# What to do
Please write out the material below exactly as given.

# Material shown
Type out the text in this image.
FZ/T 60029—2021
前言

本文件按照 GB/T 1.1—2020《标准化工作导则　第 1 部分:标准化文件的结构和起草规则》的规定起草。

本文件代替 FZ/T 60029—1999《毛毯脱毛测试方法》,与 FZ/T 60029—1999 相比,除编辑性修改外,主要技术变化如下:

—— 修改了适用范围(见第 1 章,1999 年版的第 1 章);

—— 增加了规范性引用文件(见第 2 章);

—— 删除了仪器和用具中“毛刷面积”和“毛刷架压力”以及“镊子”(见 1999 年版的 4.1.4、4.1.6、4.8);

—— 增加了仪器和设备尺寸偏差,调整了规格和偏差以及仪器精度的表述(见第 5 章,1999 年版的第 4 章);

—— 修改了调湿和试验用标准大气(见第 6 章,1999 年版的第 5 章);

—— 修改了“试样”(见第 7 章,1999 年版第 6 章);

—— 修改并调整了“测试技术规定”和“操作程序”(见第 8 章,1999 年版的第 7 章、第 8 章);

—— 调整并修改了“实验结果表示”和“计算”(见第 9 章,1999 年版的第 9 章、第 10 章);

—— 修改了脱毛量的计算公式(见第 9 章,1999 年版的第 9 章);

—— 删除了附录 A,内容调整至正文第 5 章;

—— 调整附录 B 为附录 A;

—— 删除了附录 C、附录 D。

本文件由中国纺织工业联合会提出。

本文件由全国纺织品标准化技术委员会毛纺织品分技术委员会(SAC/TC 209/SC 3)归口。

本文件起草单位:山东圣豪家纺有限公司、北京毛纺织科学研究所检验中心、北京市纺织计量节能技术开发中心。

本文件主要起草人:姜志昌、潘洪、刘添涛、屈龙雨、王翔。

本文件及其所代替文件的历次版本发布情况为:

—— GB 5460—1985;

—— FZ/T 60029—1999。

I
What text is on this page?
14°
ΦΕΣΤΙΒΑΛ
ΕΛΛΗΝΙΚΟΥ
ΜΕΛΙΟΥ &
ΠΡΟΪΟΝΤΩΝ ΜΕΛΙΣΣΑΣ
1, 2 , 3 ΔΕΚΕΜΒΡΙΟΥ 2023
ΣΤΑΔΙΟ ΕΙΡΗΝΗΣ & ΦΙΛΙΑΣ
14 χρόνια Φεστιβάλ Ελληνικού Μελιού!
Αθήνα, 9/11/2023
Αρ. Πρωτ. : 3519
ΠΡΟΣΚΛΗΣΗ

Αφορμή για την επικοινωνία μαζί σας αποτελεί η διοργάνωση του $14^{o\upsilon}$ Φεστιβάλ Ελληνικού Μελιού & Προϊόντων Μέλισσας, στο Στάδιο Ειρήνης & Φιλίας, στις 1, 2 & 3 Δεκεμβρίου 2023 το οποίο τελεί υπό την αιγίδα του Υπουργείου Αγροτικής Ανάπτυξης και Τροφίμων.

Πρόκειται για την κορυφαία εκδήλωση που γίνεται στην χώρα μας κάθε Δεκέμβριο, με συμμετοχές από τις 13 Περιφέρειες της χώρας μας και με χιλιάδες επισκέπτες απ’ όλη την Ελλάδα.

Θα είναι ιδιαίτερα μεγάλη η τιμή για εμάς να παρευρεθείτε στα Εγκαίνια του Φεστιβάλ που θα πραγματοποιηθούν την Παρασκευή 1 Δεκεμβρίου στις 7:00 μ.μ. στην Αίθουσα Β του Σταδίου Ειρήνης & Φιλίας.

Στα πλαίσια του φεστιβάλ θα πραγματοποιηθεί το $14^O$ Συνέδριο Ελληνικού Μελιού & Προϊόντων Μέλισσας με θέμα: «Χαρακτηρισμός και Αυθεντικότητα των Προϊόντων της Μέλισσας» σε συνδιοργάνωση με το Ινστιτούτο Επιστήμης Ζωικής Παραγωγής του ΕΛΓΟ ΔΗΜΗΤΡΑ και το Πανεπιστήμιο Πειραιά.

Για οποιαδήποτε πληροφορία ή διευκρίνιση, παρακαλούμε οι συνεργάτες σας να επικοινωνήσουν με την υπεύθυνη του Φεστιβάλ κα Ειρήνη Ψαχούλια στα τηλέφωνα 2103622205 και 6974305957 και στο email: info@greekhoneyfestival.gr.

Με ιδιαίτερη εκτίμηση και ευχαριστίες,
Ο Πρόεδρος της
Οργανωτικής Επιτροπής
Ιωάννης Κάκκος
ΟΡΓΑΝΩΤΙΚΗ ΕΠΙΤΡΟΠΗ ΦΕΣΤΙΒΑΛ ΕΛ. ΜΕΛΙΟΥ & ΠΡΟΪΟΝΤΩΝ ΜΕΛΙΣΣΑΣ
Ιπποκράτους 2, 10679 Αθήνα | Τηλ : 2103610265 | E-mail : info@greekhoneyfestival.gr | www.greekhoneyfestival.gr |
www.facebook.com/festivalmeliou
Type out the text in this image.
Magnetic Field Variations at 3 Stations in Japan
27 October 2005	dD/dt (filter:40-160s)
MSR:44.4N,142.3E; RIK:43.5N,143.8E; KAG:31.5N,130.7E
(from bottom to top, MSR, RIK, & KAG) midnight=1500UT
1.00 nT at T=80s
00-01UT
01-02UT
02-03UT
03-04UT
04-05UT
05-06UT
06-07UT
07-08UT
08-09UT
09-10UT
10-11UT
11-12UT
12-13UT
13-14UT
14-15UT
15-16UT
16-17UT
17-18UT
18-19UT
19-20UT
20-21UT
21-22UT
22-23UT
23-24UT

# Final result
Type out the text in this image.
FZ/T 60029—2021
前言

本文件按照 GB/T 1.1—2020《标准化工作导则　第 1 部分:标准化文件的结构和起草规则》的规定起草。

本文件代替 FZ/T 60029—1999《毛毯脱毛测试方法》,与 FZ/T 60029—1999 相比,除编辑性修改外,主要技术变化如下:

—— 修改了适用范围(见第 1 章,1999 年版的第 1 章);

—— 增加了规范性引用文件(见第 2 章);

—— 删除了仪器和用具中“毛刷面积”和“毛刷架压力”以及“镊子”(见 1999 年版的 4.1.4、4.1.6、4.8);

—— 增加了仪器和设备尺寸偏差,调整了规格和偏差以及仪器精度的表述(见第 5 章,1999 年版的第 4 章);

—— 修改了调湿和试验用标准大气(见第 6 章,1999 年版的第 5 章);

—— 修改了“试样”(见第 7 章,1999 年版第 6 章);

—— 修改并调整了“测试技术规定”和“操作程序”(见第 8 章,1999 年版的第 7 章、第 8 章);

—— 调整并修改了“实验结果表示”和“计算”(见第 9 章,1999 年版的第 9 章、第 10 章);

—— 修改了脱毛量的计算公式(见第 9 章,1999 年版的第 9 章);

—— 删除了附录 A,内容调整至正文第 5 章;

—— 调整附录 B 为附录 A;

—— 删除了附录 C、附录 D。

本文件由中国纺织工业联合会提出。

本文件由全国纺织品标准化技术委员会毛纺织品分技术委员会(SAC/TC 209/SC 3)归口。

本文件起草单位:山东圣豪家纺有限公司、北京毛纺织科学研究所检验中心、北京市纺织计量节能技术开发中心。

本文件主要起草人:姜志昌、潘洪、刘添涛、屈龙雨、王翔。

本文件及其所代替文件的历次版本发布情况为:

—— GB 5460—1985;

—— FZ/T 60029—1999。

I
What text is on this page?
14°
ΦΕΣΤΙΒΑΛ
ΕΛΛΗΝΙΚΟΥ
ΜΕΛΙΟΥ &
ΠΡΟΪΟΝΤΩΝ ΜΕΛΙΣΣΑΣ
1, 2 , 3 ΔΕΚΕΜΒΡΙΟΥ 2023
ΣΤΑΔΙΟ ΕΙΡΗΝΗΣ & ΦΙΛΙΑΣ
14 χρόνια Φεστιβάλ Ελληνικού Μελιού!
Αθήνα, 9/11/2023
Αρ. Πρωτ. : 3519
ΠΡΟΣΚΛΗΣΗ

Αφορμή για την επικοινωνία μαζί σας αποτελεί η διοργάνωση του $14^{o\upsilon}$ Φεστιβάλ Ελληνικού Μελιού & Προϊόντων Μέλισσας, στο Στάδιο Ειρήνης & Φιλίας, στις 1, 2 & 3 Δεκεμβρίου 2023 το οποίο τελεί υπό την αιγίδα του Υπουργείου Αγροτικής Ανάπτυξης και Τροφίμων.

Πρόκειται για την κορυφαία εκδήλωση που γίνεται στην χώρα μας κάθε Δεκέμβριο, με συμμετοχές από τις 13 Περιφέρειες της χώρας μας και με χιλιάδες επισκέπτες απ’ όλη την Ελλάδα.

Θα είναι ιδιαίτερα μεγάλη η τιμή για εμάς να παρευρεθείτε στα Εγκαίνια του Φεστιβάλ που θα πραγματοποιηθούν την Παρασκευή 1 Δεκεμβρίου στις 7:00 μ.μ. στην Αίθουσα Β του Σταδίου Ειρήνης & Φιλίας.

Στα πλαίσια του φεστιβάλ θα πραγματοποιηθεί το $14^O$ Συνέδριο Ελληνικού Μελιού & Προϊόντων Μέλισσας με θέμα: «Χαρακτηρισμός και Αυθεντικότητα των Προϊόντων της Μέλισσας» σε συνδιοργάνωση με το Ινστιτούτο Επιστήμης Ζωικής Παραγωγής του ΕΛΓΟ ΔΗΜΗΤΡΑ και το Πανεπιστήμιο Πειραιά.

Για οποιαδήποτε πληροφορία ή διευκρίνιση, παρακαλούμε οι συνεργάτες σας να επικοινωνήσουν με την υπεύθυνη του Φεστιβάλ κα Ειρήνη Ψαχούλια στα τηλέφωνα 2103622205 και 6974305957 και στο email: info@greekhoneyfestival.gr.

Με ιδιαίτερη εκτίμηση και ευχαριστίες,
Ο Πρόεδρος της
Οργανωτικής Επιτροπής
Ιωάννης Κάκκος
ΟΡΓΑΝΩΤΙΚΗ ΕΠΙΤΡΟΠΗ ΦΕΣΤΙΒΑΛ ΕΛ. ΜΕΛΙΟΥ & ΠΡΟΪΟΝΤΩΝ ΜΕΛΙΣΣΑΣ
Ιπποκράτους 2, 10679 Αθήνα | Τηλ : 2103610265 | E-mail : info@greekhoneyfestival.gr | www.greekhoneyfestival.gr |
www.facebook.com/festivalmeliou
Type out the text in this image.
Magnetic Field Variations at 3 Stations in Japan
27 October 2005	dD/dt (filter:40-160s)
MSR:44.4N,142.3E; RIK:43.5N,143.8E; KAG:31.5N,130.7E
(from bottom to top, MSR, RIK, & KAG) midnight=1500UT
1.00 nT at T=80s
00-01UT
01-02UT
02-03UT
03-04UT
04-05UT
05-06UT
06-07UT
07-08UT
08-09UT
09-10UT
10-11UT
11-12UT
12-13UT
13-14UT
14-15UT
15-16UT
16-17UT
17-18UT
18-19UT
19-20UT
20-21UT
21-22UT
22-23UT
23-24UT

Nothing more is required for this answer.